[Items from a data source]
-- BEGIN --

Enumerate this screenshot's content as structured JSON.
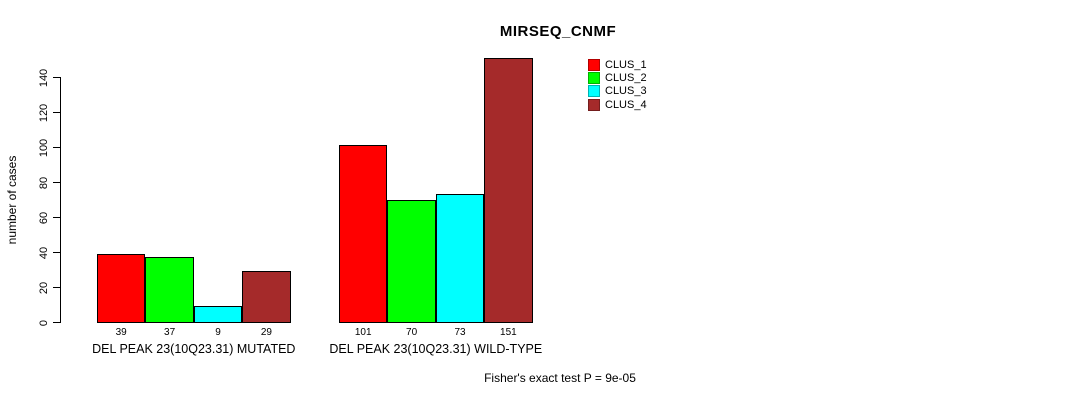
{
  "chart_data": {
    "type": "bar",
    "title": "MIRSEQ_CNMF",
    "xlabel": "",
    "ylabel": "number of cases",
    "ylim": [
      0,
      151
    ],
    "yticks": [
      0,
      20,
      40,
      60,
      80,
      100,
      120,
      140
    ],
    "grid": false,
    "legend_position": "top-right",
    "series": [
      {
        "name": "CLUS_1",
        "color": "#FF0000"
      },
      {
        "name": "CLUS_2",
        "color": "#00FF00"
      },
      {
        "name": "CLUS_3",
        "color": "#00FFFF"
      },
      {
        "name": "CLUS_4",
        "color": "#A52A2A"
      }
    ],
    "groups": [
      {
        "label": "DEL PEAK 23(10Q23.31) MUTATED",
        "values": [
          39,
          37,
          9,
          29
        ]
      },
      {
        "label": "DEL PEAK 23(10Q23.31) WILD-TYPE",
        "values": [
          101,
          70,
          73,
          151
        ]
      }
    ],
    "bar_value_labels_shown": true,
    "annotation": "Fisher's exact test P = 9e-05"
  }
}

-- END --

> [Task objective] Strip out the images, then output the records above word for word.

> [Response to the task]
Enumerate this screenshot's content as structured JSON.
{
  "chart_data": {
    "type": "bar",
    "title": "MIRSEQ_CNMF",
    "xlabel": "",
    "ylabel": "number of cases",
    "ylim": [
      0,
      151
    ],
    "yticks": [
      0,
      20,
      40,
      60,
      80,
      100,
      120,
      140
    ],
    "grid": false,
    "legend_position": "top-right",
    "series": [
      {
        "name": "CLUS_1",
        "color": "#FF0000"
      },
      {
        "name": "CLUS_2",
        "color": "#00FF00"
      },
      {
        "name": "CLUS_3",
        "color": "#00FFFF"
      },
      {
        "name": "CLUS_4",
        "color": "#A52A2A"
      }
    ],
    "groups": [
      {
        "label": "DEL PEAK 23(10Q23.31) MUTATED",
        "values": [
          39,
          37,
          9,
          29
        ]
      },
      {
        "label": "DEL PEAK 23(10Q23.31) WILD-TYPE",
        "values": [
          101,
          70,
          73,
          151
        ]
      }
    ],
    "bar_value_labels_shown": true,
    "annotation": "Fisher's exact test P = 9e-05"
  }
}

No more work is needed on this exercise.